Data shown:
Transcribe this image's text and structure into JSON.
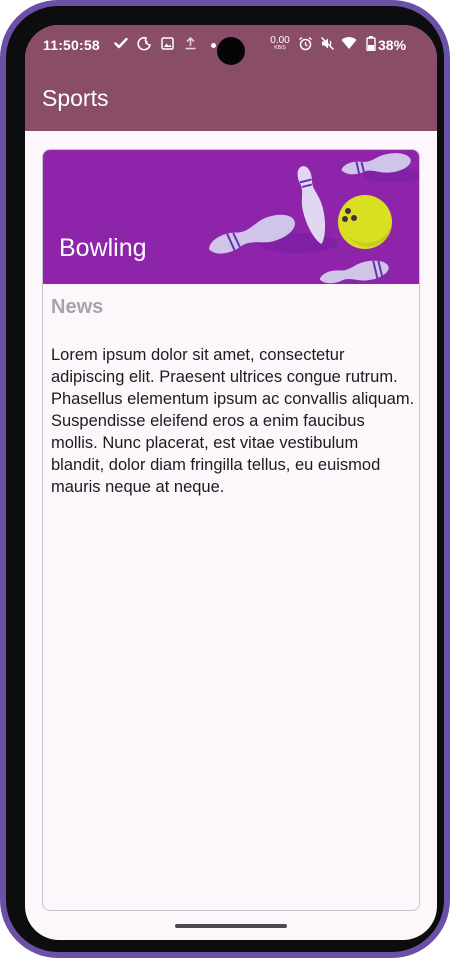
{
  "status_bar": {
    "time": "11:50:58",
    "left_icons": [
      "check-icon",
      "do-not-disturb-moon-icon",
      "image-icon",
      "upload-icon"
    ],
    "net_speed_value": "0.00",
    "net_speed_unit": "KB/S",
    "right_icons": [
      "alarm-icon",
      "mute-icon",
      "wifi-icon",
      "battery-icon"
    ],
    "battery_percent": "38%"
  },
  "app_bar": {
    "title": "Sports",
    "color": "#8a4d68"
  },
  "card": {
    "banner_title": "Bowling",
    "banner_color": "#8e24aa",
    "section_heading": "News",
    "body": "Lorem ipsum dolor sit amet, consectetur adipiscing elit. Praesent ultrices congue rutrum. Phasellus elementum ipsum ac convallis aliquam. Suspendisse eleifend eros a enim faucibus mollis. Nunc placerat, est vitae vestibulum blandit, dolor diam fringilla tellus, eu euismod mauris neque at neque."
  },
  "colors": {
    "device_frame": "#6a51a6",
    "screen_background": "#fdf7fb",
    "ball": "#d9e021"
  }
}
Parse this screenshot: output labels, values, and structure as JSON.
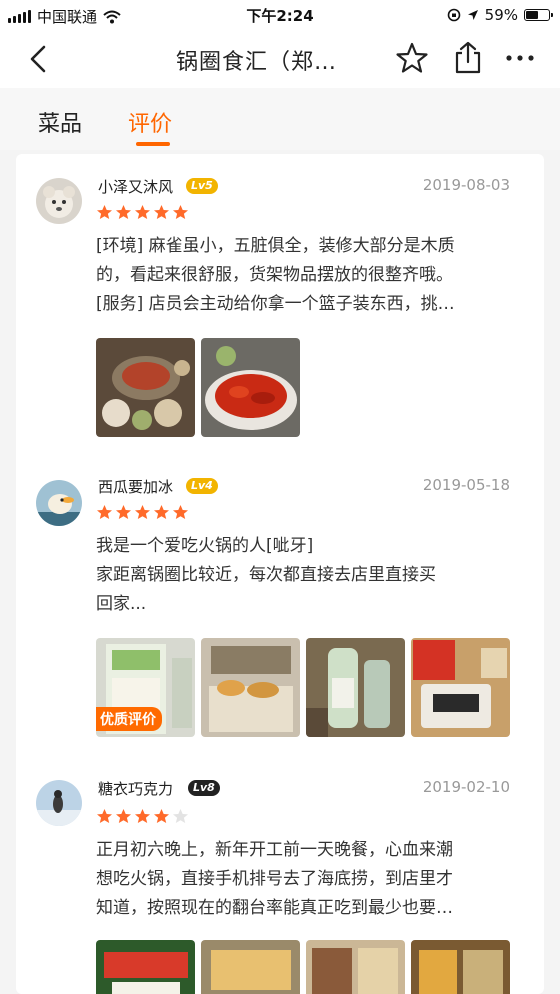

Exercise task: The records above are to be restated exactly, without their pictures.

Task response:
Transcribe this image's text and structure into JSON.
{
  "status_bar": {
    "time": "11:50:58",
    "left_icons": [
      "check-icon",
      "do-not-disturb-moon-icon",
      "image-icon",
      "upload-icon"
    ],
    "net_speed_value": "0.00",
    "net_speed_unit": "KB/S",
    "right_icons": [
      "alarm-icon",
      "mute-icon",
      "wifi-icon",
      "battery-icon"
    ],
    "battery_percent": "38%"
  },
  "app_bar": {
    "title": "Sports",
    "color": "#8a4d68"
  },
  "card": {
    "banner_title": "Bowling",
    "banner_color": "#8e24aa",
    "section_heading": "News",
    "body": "Lorem ipsum dolor sit amet, consectetur adipiscing elit. Praesent ultrices congue rutrum. Phasellus elementum ipsum ac convallis aliquam. Suspendisse eleifend eros a enim faucibus mollis. Nunc placerat, est vitae vestibulum blandit, dolor diam fringilla tellus, eu euismod mauris neque at neque."
  },
  "colors": {
    "device_frame": "#6a51a6",
    "screen_background": "#fdf7fb",
    "ball": "#d9e021"
  }
}
Parse this screenshot: output labels, values, and structure as JSON.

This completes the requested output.